Pictures appear in the records below; write out everything else exactly.
───── Input records
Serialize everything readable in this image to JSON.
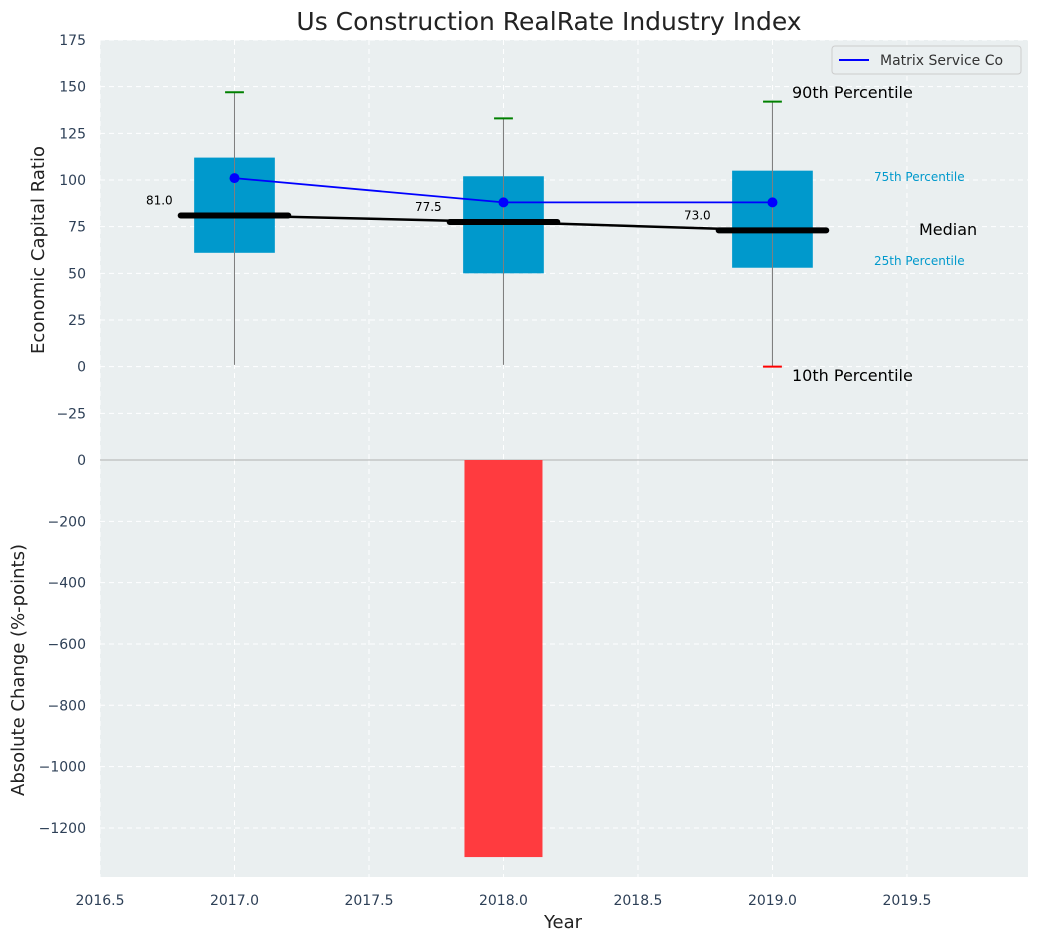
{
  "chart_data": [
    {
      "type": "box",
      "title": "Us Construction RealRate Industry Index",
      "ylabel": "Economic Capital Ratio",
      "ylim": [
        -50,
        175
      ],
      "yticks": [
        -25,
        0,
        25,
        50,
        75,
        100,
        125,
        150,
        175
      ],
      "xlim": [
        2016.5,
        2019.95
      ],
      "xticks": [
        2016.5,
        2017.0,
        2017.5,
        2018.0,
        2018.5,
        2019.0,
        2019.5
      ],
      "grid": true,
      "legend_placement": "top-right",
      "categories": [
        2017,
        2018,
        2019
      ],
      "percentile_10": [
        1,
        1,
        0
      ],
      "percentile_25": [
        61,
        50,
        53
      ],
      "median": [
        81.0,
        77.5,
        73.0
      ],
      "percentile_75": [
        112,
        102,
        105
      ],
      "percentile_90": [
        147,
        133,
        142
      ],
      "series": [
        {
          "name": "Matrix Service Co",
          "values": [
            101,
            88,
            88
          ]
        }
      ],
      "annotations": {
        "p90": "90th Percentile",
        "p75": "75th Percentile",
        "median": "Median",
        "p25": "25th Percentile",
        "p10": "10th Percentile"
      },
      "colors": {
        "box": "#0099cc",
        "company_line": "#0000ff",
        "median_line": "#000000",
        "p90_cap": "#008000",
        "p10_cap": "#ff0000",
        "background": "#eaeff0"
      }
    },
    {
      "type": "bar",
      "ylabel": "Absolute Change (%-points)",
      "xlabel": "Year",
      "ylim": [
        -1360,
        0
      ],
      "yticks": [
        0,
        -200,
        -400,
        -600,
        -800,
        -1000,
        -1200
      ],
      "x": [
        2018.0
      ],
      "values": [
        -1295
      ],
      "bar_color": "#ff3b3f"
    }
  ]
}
──────────
● **Full output**
Serialize everything readable in this image to JSON.
{
  "chart_data": [
    {
      "type": "box",
      "title": "Us Construction RealRate Industry Index",
      "ylabel": "Economic Capital Ratio",
      "ylim": [
        -50,
        175
      ],
      "yticks": [
        -25,
        0,
        25,
        50,
        75,
        100,
        125,
        150,
        175
      ],
      "xlim": [
        2016.5,
        2019.95
      ],
      "xticks": [
        2016.5,
        2017.0,
        2017.5,
        2018.0,
        2018.5,
        2019.0,
        2019.5
      ],
      "grid": true,
      "legend_placement": "top-right",
      "categories": [
        2017,
        2018,
        2019
      ],
      "percentile_10": [
        1,
        1,
        0
      ],
      "percentile_25": [
        61,
        50,
        53
      ],
      "median": [
        81.0,
        77.5,
        73.0
      ],
      "percentile_75": [
        112,
        102,
        105
      ],
      "percentile_90": [
        147,
        133,
        142
      ],
      "series": [
        {
          "name": "Matrix Service Co",
          "values": [
            101,
            88,
            88
          ]
        }
      ],
      "annotations": {
        "p90": "90th Percentile",
        "p75": "75th Percentile",
        "median": "Median",
        "p25": "25th Percentile",
        "p10": "10th Percentile"
      },
      "colors": {
        "box": "#0099cc",
        "company_line": "#0000ff",
        "median_line": "#000000",
        "p90_cap": "#008000",
        "p10_cap": "#ff0000",
        "background": "#eaeff0"
      }
    },
    {
      "type": "bar",
      "ylabel": "Absolute Change (%-points)",
      "xlabel": "Year",
      "ylim": [
        -1360,
        0
      ],
      "yticks": [
        0,
        -200,
        -400,
        -600,
        -800,
        -1000,
        -1200
      ],
      "x": [
        2018.0
      ],
      "values": [
        -1295
      ],
      "bar_color": "#ff3b3f"
    }
  ]
}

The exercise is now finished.